__Instruction__
Please put each line of the items below into a Markdown table with two columns, Row for the row number and Line for the text, skipping blank lines. Leave the pictures out of the table.

__Dataset content__
>> start

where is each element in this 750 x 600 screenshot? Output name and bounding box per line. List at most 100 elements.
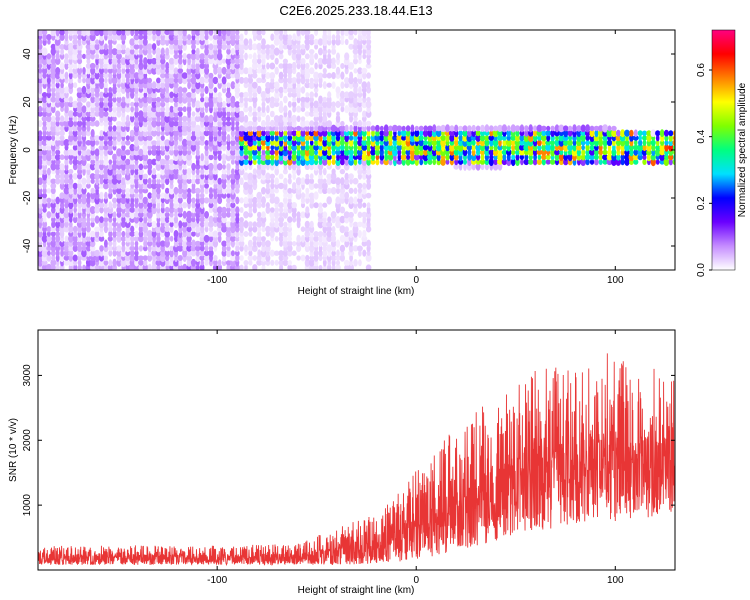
heatmap-cell — [598, 159, 603, 165]
heatmap-cell — [445, 159, 450, 165]
heatmap-cell — [251, 87, 258, 93]
heatmap-cell — [143, 34, 148, 41]
heatmap-cell — [326, 163, 332, 170]
heatmap-cell — [654, 148, 661, 157]
heatmap-cell — [73, 211, 78, 218]
heatmap-cell — [361, 144, 368, 151]
heatmap-cell — [194, 240, 201, 247]
heatmap-cell — [265, 114, 271, 123]
heatmap-cell — [432, 144, 437, 152]
heatmap-cell — [94, 148, 100, 157]
colorbar-ticks: 0.00.20.40.6 — [696, 63, 712, 277]
heatmap-cell — [304, 68, 310, 74]
heatmap-cell — [344, 96, 349, 103]
heatmap-cell — [143, 139, 148, 146]
heatmap-cell — [292, 172, 297, 180]
heatmap-cell — [138, 34, 144, 40]
heatmap-cell — [541, 154, 547, 160]
heatmap-cell — [304, 111, 310, 117]
heatmap-cell — [422, 153, 429, 162]
heatmap-cell — [239, 264, 244, 270]
heatmap-cell — [265, 240, 271, 248]
heatmap-cell — [357, 188, 362, 194]
heatmap-cell — [326, 196, 333, 205]
heatmap-cell — [169, 201, 174, 210]
heatmap-cell — [283, 125, 288, 132]
heatmap-cell — [125, 192, 131, 199]
heatmap-cell — [199, 76, 205, 85]
heatmap-cell — [112, 226, 117, 233]
heatmap-cell — [336, 249, 340, 257]
heatmap-cell — [164, 153, 170, 161]
heatmap-cell — [186, 105, 192, 114]
heatmap-cell — [248, 231, 253, 237]
heatmap-cell — [156, 144, 161, 152]
heatmap-cell — [204, 43, 209, 51]
heatmap-cell — [108, 106, 113, 113]
heatmap-cell — [177, 38, 183, 46]
heatmap-cell — [124, 149, 131, 156]
heatmap-cell — [42, 144, 47, 151]
heatmap-cell — [195, 30, 201, 36]
heatmap-cell — [278, 182, 285, 190]
heatmap-cell — [134, 192, 139, 199]
heatmap-cell — [133, 153, 140, 161]
heatmap-cell — [151, 205, 157, 215]
heatmap-cell — [156, 139, 161, 146]
heatmap-cell — [326, 63, 332, 69]
heatmap-cell — [414, 129, 420, 137]
heatmap-cell — [366, 43, 372, 51]
heatmap-cell — [256, 33, 263, 41]
heatmap-cell — [155, 87, 162, 93]
heatmap-cell — [300, 96, 306, 103]
heatmap-cell — [663, 158, 670, 166]
heatmap-cell — [231, 125, 235, 132]
heatmap-cell — [217, 192, 223, 199]
heatmap-cell — [313, 183, 319, 189]
heatmap-cell — [38, 144, 43, 151]
heatmap-cell — [637, 143, 644, 152]
heatmap-cell — [331, 101, 336, 108]
colorbar-label: Normalized spectral amplitude — [737, 82, 748, 217]
heatmap-cell — [361, 139, 368, 146]
heatmap-cell — [480, 124, 485, 132]
heatmap-cell — [291, 130, 297, 137]
heatmap-cell — [213, 154, 218, 161]
heatmap-cell — [392, 124, 398, 133]
heatmap-cell — [230, 149, 236, 156]
heatmap-cell — [291, 163, 297, 171]
heatmap-cell — [327, 53, 332, 60]
heatmap-cell — [410, 124, 415, 133]
heatmap-cell — [77, 134, 82, 142]
heatmap-cell — [89, 163, 96, 171]
heatmap-cell — [361, 235, 368, 243]
heatmap-cell — [68, 183, 74, 189]
heatmap-cell — [126, 215, 130, 224]
heatmap-cell — [519, 154, 525, 160]
heatmap-cell — [370, 159, 376, 165]
heatmap-cell — [187, 191, 192, 200]
heatmap-cell — [256, 201, 262, 209]
heatmap-cell — [217, 196, 223, 205]
heatmap-cell — [279, 42, 284, 51]
heatmap-cell — [274, 207, 280, 213]
heatmap-cell — [322, 259, 327, 267]
heatmap-cell — [174, 144, 178, 151]
heatmap-cell — [129, 153, 135, 161]
heatmap-cell — [217, 259, 222, 267]
heatmap-cell — [203, 120, 210, 127]
heatmap-cell — [379, 125, 384, 132]
heatmap-cell — [138, 225, 144, 234]
heatmap-cell — [146, 230, 153, 238]
heatmap-cell — [282, 33, 289, 42]
heatmap-cell — [173, 244, 179, 253]
heatmap-cell — [38, 63, 43, 69]
heatmap-cell — [138, 129, 144, 137]
heatmap-cell — [68, 130, 74, 137]
heatmap-cell — [76, 87, 83, 93]
heatmap-cell — [181, 120, 188, 127]
heatmap-cell — [112, 33, 117, 42]
heatmap-cell — [247, 192, 254, 199]
heatmap-cell — [147, 57, 153, 65]
heatmap-cell — [142, 182, 148, 190]
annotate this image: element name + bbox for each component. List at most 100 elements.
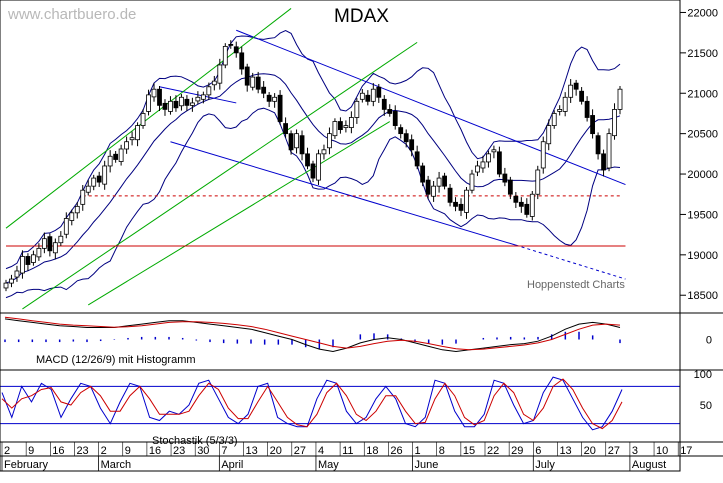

>> end

__Final result__
| Row | Line |
|---|---|
| 1 | where is each element in this 750 x 600 screenshot? Output name and bounding box per line. List at most 100 elements. |
| 2 | heatmap-cell — [598, 159, 603, 165] |
| 3 | heatmap-cell — [445, 159, 450, 165] |
| 4 | heatmap-cell — [251, 87, 258, 93] |
| 5 | heatmap-cell — [143, 34, 148, 41] |
| 6 | heatmap-cell — [326, 163, 332, 170] |
| 7 | heatmap-cell — [654, 148, 661, 157] |
| 8 | heatmap-cell — [73, 211, 78, 218] |
| 9 | heatmap-cell — [361, 144, 368, 151] |
| 10 | heatmap-cell — [194, 240, 201, 247] |
| 11 | heatmap-cell — [265, 114, 271, 123] |
| 12 | heatmap-cell — [432, 144, 437, 152] |
| 13 | heatmap-cell — [94, 148, 100, 157] |
| 14 | colorbar-ticks: 0.00.20.40.6 — [696, 63, 712, 277] |
| 15 | heatmap-cell — [304, 68, 310, 74] |
| 16 | heatmap-cell — [344, 96, 349, 103] |
| 17 | heatmap-cell — [143, 139, 148, 146] |
| 18 | heatmap-cell — [292, 172, 297, 180] |
| 19 | heatmap-cell — [138, 34, 144, 40] |
| 20 | heatmap-cell — [541, 154, 547, 160] |
| 21 | heatmap-cell — [304, 111, 310, 117] |
| 22 | heatmap-cell — [422, 153, 429, 162] |
| 23 | heatmap-cell — [239, 264, 244, 270] |
| 24 | heatmap-cell — [265, 240, 271, 248] |
| 25 | heatmap-cell — [357, 188, 362, 194] |
| 26 | heatmap-cell — [326, 196, 333, 205] |
| 27 | heatmap-cell — [169, 201, 174, 210] |
| 28 | heatmap-cell — [283, 125, 288, 132] |
| 29 | heatmap-cell — [125, 192, 131, 199] |
| 30 | heatmap-cell — [199, 76, 205, 85] |
| 31 | heatmap-cell — [112, 226, 117, 233] |
| 32 | heatmap-cell — [336, 249, 340, 257] |
| 33 | heatmap-cell — [164, 153, 170, 161] |
| 34 | heatmap-cell — [186, 105, 192, 114] |
| 35 | heatmap-cell — [248, 231, 253, 237] |
| 36 | heatmap-cell — [156, 144, 161, 152] |
| 37 | heatmap-cell — [204, 43, 209, 51] |
| 38 | heatmap-cell — [108, 106, 113, 113] |
| 39 | heatmap-cell — [177, 38, 183, 46] |
| 40 | heatmap-cell — [124, 149, 131, 156] |
| 41 | heatmap-cell — [42, 144, 47, 151] |
| 42 | heatmap-cell — [195, 30, 201, 36] |
| 43 | heatmap-cell — [278, 182, 285, 190] |
| 44 | heatmap-cell — [134, 192, 139, 199] |
| 45 | heatmap-cell — [133, 153, 140, 161] |
| 46 | heatmap-cell — [151, 205, 157, 215] |
| 47 | heatmap-cell — [156, 139, 161, 146] |
| 48 | heatmap-cell — [326, 63, 332, 69] |
| 49 | heatmap-cell — [414, 129, 420, 137] |
| 50 | heatmap-cell — [366, 43, 372, 51] |
| 51 | heatmap-cell — [256, 33, 263, 41] |
| 52 | heatmap-cell — [155, 87, 162, 93] |
| 53 | heatmap-cell — [300, 96, 306, 103] |
| 54 | heatmap-cell — [663, 158, 670, 166] |
| 55 | heatmap-cell — [231, 125, 235, 132] |
| 56 | heatmap-cell — [217, 192, 223, 199] |
| 57 | heatmap-cell — [313, 183, 319, 189] |
| 58 | heatmap-cell — [38, 144, 43, 151] |
| 59 | heatmap-cell — [637, 143, 644, 152] |
| 60 | heatmap-cell — [331, 101, 336, 108] |
| 61 | colorbar-label: Normalized spectral amplitude — [737, 82, 748, 217] |
| 62 | heatmap-cell — [361, 139, 368, 146] |
| 63 | heatmap-cell — [480, 124, 485, 132] |
| 64 | heatmap-cell — [291, 130, 297, 137] |
| 65 | heatmap-cell — [213, 154, 218, 161] |
| 66 | heatmap-cell — [392, 124, 398, 133] |
| 67 | heatmap-cell — [230, 149, 236, 156] |
| 68 | heatmap-cell — [291, 163, 297, 171] |
| 69 | heatmap-cell — [327, 53, 332, 60] |
| 70 | heatmap-cell — [410, 124, 415, 133] |
| 71 | heatmap-cell — [77, 134, 82, 142] |
| 72 | heatmap-cell — [89, 163, 96, 171] |
| 73 | heatmap-cell — [361, 235, 368, 243] |
| 74 | heatmap-cell — [68, 183, 74, 189] |
| 75 | heatmap-cell — [126, 215, 130, 224] |
| 76 | heatmap-cell — [519, 154, 525, 160] |
| 77 | heatmap-cell — [370, 159, 376, 165] |
| 78 | heatmap-cell — [187, 191, 192, 200] |
| 79 | heatmap-cell — [256, 201, 262, 209] |
| 80 | heatmap-cell — [217, 196, 223, 205] |
| 81 | heatmap-cell — [279, 42, 284, 51] |
| 82 | heatmap-cell — [274, 207, 280, 213] |
| 83 | heatmap-cell — [322, 259, 327, 267] |
| 84 | heatmap-cell — [174, 144, 178, 151] |
| 85 | heatmap-cell — [129, 153, 135, 161] |
| 86 | heatmap-cell — [217, 259, 222, 267] |
| 87 | heatmap-cell — [203, 120, 210, 127] |
| 88 | heatmap-cell — [379, 125, 384, 132] |
| 89 | heatmap-cell — [138, 225, 144, 234] |
| 90 | heatmap-cell — [146, 230, 153, 238] |
| 91 | heatmap-cell — [282, 33, 289, 42] |
| 92 | heatmap-cell — [173, 244, 179, 253] |
| 93 | heatmap-cell — [38, 63, 43, 69] |
| 94 | heatmap-cell — [138, 129, 144, 137] |
| 95 | heatmap-cell — [68, 130, 74, 137] |
| 96 | heatmap-cell — [76, 87, 83, 93] |
| 97 | heatmap-cell — [181, 120, 188, 127] |
| 98 | heatmap-cell — [112, 33, 117, 42] |
| 99 | heatmap-cell — [247, 192, 254, 199] |
| 100 | heatmap-cell — [147, 57, 153, 65] |
| 101 | heatmap-cell — [142, 182, 148, 190] |
| 102 | annotate this image: element name + bbox for each component. List at most 100 elements. |